Article
==================================================

# Target 2008



## Hauntiholik (May 17, 2006)

Sorry about the picture quality but I snapped what I could. The shelves were still being stocked.














































They also had a resin gargoyle sitting atop a clear color changing LED lit globe on a pedestal. Two of those would be great for pillars.


----------



## Sickie Ickie (Jun 20, 2006)

Did you have any chance to see how much the large skulls were?


----------



## Hauntiholik (May 17, 2006)

Sickie Ickie said:


> Did you have any chance to see how much the large skulls were?


Which large skulls? The black ones were $24.99
The skulls in the last picture on the middle shelf were $9.99.


----------



## Sickie Ickie (Jun 20, 2006)

the latter of the two. You just answered my Q. Thanks.


----------



## farewell_goodbye2u (Aug 22, 2008)

I just went to Taget yesterday. Had a lot of fun. They seemed to have quite a bit off stuff out with more to come. I ended up buying the Lighted Archway for $39.99.


----------



## Wyatt Furr (Jun 5, 2006)

I was there earlier today.They were just starting.They have a very large devil bust with LED eyes that blinks.It kinda creeped me out.In the outside garden area they had some Halloween stuff also.A large resin vulture,a metal arch,resin gargoyles..ect.


----------



## jdubbya (Nov 6, 2005)

I'm hoping they get this item in. I'd buy it for the size and detail.
http://www.target.com/Vulture-Grave...e=UTF8&node=681200011&frombrowse=1&rh=&page=1


----------



## dionicia (Aug 4, 2007)

The pumpkins in the last pic look cool. Must resist. Still have so much to still build.


----------



## Spookineer (Aug 20, 2006)

Thanks Haunt, headed there today.


----------



## Lady Nyxie (Aug 30, 2006)

All of this and I am cash poor right now.


----------



## Spooky1 (Aug 25, 2008)

I'm still waiting for Target and most of the other stores in my area to stock their Halloween stuff. Most seem to be waiting for this coming weekend.


----------



## throughthepatch (Sep 3, 2008)

Arrrgh! Went to both Target and Wal-Mart both Saturday and Sunday and they still didn't have stuff up. The shelves were cleared but nothing up yet.
Actually Wal-Mart did have a few things up yesterday afternoon, but not much.
Planning to go back to Target tomorrow to look for the Pumpkinhead 20th anniversary DVD, hopefully they'll have everything up by then.


----------



## zombienanny67 (Mar 16, 2007)

==================================================

Dataset excerpt

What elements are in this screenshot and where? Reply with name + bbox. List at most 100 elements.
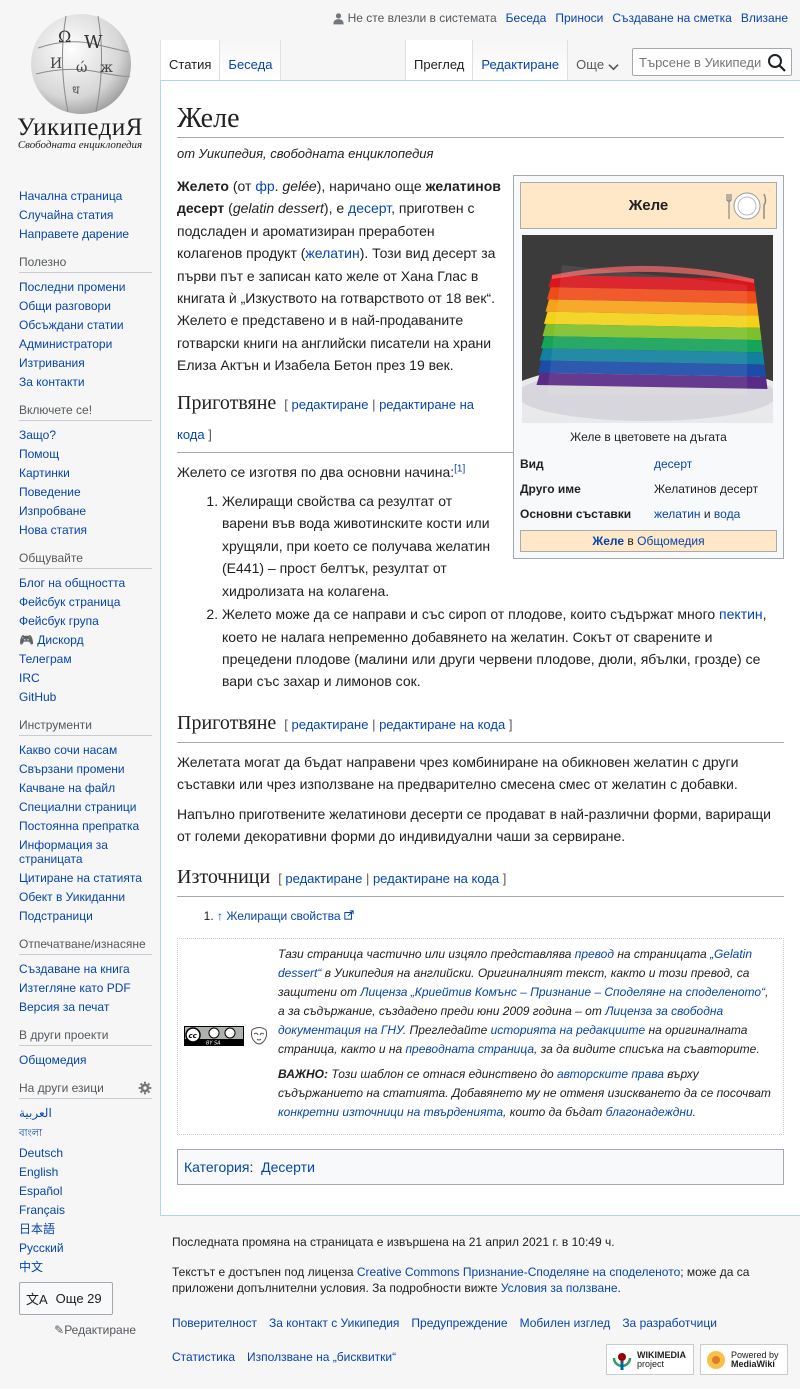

==================================================

Your instructions
Continue the forum thread on Target's 2008 Halloween merchandise from the point where it stops.

Answer to the exercise
i too am sans cash my daughter lives in baton rouge and needed $ to get through post storm stuff...but i have a target right near me..


----------



## Lilly (Jun 13, 2006)

I like the poison cans..
I have a few cans I could do that too for my Drac drink...


----------



## jdubbya (Nov 6, 2005)

Our store is "finally" starting to do Halloween. They were stocking candy shelves today. I asked the clerk when they were going to put out decorations and she said they were starting today and would be at it through the week. They still had the area filed with back to school stuff so I'll head back on Wednesday or Thursday. I get paid Thursday and had some nice overtime so I'm in the mood to shop. I see on their website that they're selling web caster guns. Might have to check these out!


----------



## bullyghost (Aug 17, 2008)

Woooooooooo!!! I want those grey scary jack-o-lanterns! I hope my Target has them out!!!


----------



## Long_Tom (Oct 7, 2006)

If you go to Target, be sure to check out the garden department. That's where they have the BIG stuff. Like 36" tall, highly realistic gargoyles!


----------



## Vlad (Aug 2, 2005)

Stopped in yesterday and bought the single talking skull for $12.99. The sayings weren't too corny and the jaw action on these was strong,crisp and clean, We need one of the electronic gurus to do a hack on these.


----------



## Liam (Mar 23, 2007)

I stopped by last night, and my local Target didn't have too much stuff out. I did pick up two plastic skulls for $5 each though. I'll stop by later this week and see what else they've got. I would have taken pictures, but mine didn't have anything that hadn't already been photographed.


----------



## Spookie (Aug 26, 2008)

*Halloween garden*



Long_Tom said:


> If you go to Target, be sure to check out the garden department. That's where they have the BIG stuff. Like 36" tall, highly realistic gargoyles!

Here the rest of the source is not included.